* **Directive**: Determine the number of lines in these entries that hold the word "Obama". Give the number and nothing more.

* **Input material**:

================

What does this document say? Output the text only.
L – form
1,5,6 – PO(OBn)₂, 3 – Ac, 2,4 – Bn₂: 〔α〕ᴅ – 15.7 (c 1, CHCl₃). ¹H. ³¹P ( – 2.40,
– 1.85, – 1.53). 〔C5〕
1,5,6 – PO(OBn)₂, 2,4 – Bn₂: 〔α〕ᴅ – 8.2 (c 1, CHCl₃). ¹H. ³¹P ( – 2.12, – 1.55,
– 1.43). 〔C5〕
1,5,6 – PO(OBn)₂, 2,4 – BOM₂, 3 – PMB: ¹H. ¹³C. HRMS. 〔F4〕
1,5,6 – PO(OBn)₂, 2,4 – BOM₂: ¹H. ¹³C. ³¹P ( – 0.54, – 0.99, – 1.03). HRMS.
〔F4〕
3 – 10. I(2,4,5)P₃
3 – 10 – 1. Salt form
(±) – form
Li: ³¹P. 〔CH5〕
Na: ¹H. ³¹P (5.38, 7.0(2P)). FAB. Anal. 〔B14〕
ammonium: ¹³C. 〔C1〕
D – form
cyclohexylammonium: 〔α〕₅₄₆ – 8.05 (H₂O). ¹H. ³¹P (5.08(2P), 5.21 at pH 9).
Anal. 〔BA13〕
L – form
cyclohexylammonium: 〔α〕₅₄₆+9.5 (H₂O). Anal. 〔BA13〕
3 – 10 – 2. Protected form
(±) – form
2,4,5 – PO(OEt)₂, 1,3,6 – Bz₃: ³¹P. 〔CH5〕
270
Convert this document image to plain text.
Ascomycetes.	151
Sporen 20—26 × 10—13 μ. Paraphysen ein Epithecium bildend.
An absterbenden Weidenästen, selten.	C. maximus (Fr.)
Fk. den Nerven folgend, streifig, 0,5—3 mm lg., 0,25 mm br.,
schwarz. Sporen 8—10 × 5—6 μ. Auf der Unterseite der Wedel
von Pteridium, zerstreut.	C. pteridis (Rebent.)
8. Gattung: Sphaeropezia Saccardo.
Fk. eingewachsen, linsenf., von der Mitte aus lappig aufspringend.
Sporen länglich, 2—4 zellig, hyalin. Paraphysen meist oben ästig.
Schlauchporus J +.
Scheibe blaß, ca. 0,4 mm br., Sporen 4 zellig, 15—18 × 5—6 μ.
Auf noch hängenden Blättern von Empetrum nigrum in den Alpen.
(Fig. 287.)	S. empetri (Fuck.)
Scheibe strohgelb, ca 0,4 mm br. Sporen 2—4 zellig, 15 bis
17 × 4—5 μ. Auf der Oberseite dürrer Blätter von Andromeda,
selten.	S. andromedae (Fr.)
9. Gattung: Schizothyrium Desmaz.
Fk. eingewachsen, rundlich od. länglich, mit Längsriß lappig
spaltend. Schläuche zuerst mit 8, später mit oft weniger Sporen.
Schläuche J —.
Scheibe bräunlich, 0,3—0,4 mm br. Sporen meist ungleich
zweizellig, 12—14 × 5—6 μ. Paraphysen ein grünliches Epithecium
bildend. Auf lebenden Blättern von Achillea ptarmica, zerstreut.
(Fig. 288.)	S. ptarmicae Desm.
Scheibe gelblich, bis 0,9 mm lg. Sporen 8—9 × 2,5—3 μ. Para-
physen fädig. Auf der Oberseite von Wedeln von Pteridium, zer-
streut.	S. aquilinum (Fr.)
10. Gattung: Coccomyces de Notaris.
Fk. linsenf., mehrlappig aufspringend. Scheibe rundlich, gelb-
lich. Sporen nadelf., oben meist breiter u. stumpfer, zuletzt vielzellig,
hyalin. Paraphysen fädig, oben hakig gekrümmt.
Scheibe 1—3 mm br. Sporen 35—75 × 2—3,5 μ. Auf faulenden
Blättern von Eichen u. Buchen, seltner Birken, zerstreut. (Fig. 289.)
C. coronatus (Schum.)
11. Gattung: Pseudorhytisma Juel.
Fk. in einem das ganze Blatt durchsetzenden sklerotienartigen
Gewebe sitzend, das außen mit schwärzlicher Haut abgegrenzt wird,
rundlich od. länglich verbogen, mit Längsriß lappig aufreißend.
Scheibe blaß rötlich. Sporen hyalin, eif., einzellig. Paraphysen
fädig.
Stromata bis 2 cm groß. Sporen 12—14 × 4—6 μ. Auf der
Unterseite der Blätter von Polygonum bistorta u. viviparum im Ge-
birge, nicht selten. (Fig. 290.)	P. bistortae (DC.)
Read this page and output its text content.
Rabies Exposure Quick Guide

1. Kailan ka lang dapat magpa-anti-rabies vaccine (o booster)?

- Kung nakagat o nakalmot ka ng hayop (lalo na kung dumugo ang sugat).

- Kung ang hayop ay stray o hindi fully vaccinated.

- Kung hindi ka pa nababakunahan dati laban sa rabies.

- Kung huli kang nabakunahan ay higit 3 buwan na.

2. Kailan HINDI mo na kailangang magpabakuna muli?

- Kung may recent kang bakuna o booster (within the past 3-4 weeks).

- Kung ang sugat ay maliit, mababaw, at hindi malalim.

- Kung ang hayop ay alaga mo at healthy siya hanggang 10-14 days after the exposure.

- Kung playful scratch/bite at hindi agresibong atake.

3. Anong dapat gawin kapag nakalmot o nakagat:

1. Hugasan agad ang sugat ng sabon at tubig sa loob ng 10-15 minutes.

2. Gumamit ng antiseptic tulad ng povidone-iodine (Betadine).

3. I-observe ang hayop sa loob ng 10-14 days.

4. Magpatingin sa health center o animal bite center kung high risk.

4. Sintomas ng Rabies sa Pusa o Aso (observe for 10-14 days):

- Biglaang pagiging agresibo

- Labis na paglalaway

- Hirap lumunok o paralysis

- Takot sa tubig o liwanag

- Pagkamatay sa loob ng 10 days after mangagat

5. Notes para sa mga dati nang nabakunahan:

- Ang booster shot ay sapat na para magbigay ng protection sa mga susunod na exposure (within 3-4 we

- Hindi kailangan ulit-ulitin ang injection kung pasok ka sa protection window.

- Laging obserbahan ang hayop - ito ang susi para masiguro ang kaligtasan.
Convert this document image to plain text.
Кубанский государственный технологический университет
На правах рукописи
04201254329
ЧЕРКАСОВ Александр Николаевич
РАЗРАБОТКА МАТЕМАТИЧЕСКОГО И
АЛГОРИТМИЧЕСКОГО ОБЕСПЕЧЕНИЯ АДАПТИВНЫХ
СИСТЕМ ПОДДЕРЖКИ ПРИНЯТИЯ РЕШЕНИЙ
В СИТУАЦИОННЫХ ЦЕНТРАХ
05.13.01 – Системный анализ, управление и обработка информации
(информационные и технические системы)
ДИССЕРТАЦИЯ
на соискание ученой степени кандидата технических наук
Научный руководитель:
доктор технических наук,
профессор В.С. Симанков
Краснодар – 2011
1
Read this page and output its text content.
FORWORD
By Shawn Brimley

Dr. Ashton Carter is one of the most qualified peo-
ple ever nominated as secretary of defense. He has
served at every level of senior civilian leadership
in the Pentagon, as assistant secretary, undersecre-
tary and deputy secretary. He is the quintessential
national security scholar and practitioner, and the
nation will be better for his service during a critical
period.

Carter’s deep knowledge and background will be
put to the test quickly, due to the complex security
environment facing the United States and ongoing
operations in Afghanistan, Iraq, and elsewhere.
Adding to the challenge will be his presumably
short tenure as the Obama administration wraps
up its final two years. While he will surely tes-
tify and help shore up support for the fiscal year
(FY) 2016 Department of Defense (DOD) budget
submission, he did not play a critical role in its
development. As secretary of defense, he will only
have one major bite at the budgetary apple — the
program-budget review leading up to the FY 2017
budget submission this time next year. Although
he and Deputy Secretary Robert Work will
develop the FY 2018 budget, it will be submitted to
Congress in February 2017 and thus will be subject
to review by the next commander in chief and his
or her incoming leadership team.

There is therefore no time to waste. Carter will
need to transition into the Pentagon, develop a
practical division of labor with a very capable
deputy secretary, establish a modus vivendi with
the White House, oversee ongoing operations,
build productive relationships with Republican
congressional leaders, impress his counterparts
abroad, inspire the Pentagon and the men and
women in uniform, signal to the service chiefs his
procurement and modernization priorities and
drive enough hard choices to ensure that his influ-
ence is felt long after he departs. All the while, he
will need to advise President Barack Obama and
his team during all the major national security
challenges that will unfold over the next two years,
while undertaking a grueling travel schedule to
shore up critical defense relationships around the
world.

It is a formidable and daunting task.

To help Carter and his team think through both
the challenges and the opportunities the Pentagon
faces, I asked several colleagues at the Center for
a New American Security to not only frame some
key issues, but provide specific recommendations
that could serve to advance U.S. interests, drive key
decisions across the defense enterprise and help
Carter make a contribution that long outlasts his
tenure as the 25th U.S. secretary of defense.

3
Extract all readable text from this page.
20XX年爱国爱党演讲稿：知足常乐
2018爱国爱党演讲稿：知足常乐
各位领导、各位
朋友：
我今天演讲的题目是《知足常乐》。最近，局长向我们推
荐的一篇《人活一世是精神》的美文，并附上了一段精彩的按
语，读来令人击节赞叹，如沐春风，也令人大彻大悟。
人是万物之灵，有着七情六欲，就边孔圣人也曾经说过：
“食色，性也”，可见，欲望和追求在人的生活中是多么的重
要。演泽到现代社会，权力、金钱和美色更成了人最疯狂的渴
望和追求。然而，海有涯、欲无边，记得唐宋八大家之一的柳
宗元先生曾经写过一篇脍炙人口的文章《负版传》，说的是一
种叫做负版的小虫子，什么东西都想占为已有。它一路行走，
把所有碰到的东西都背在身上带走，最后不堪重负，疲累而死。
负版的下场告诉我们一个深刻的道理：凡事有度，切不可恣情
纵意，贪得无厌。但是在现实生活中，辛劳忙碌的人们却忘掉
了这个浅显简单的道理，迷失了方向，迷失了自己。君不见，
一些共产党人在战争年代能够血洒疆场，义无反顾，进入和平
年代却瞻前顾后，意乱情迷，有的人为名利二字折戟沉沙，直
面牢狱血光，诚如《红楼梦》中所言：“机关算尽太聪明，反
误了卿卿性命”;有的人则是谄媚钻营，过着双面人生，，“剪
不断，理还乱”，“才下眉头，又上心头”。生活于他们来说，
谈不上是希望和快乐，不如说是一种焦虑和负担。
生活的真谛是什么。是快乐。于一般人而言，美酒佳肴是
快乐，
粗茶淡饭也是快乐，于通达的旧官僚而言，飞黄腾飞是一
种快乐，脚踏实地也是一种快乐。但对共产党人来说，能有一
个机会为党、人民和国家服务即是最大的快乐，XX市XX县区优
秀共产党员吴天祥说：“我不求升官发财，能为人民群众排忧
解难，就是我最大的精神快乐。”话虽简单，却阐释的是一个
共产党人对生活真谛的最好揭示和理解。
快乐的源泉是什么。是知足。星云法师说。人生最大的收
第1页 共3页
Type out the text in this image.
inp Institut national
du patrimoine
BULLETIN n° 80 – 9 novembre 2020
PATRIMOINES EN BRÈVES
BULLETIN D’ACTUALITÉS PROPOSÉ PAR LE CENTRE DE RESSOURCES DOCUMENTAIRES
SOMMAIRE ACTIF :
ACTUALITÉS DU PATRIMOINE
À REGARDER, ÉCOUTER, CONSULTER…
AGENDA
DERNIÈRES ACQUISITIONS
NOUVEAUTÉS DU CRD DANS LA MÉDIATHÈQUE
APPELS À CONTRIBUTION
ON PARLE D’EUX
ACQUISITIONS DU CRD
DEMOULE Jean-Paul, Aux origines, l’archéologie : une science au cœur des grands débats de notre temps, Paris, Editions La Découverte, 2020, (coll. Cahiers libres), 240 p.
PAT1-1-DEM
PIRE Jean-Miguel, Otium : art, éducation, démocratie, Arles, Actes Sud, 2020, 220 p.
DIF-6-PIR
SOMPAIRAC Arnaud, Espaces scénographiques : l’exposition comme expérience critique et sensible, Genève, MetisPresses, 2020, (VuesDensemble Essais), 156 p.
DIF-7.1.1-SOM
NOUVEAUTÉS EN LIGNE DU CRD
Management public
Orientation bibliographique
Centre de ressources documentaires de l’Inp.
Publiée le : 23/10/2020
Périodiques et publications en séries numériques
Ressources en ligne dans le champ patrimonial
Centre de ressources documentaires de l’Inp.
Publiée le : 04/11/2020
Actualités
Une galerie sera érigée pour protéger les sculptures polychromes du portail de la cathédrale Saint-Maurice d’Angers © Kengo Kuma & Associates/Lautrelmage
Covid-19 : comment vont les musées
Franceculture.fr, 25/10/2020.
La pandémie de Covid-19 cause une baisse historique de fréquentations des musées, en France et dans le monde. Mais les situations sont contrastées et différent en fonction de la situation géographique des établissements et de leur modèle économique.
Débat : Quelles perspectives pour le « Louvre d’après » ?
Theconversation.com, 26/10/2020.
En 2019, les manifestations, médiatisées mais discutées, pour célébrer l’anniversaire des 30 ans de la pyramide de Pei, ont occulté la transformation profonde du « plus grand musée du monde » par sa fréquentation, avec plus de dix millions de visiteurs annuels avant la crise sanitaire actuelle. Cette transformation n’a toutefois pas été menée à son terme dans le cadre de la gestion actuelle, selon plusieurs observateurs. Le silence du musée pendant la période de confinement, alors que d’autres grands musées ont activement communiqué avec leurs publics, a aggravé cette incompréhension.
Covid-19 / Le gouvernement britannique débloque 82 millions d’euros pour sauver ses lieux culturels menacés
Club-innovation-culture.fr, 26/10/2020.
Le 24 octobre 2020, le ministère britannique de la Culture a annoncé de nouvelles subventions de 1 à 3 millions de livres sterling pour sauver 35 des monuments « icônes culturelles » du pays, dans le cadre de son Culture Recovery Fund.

================

* **Worked solution**: 2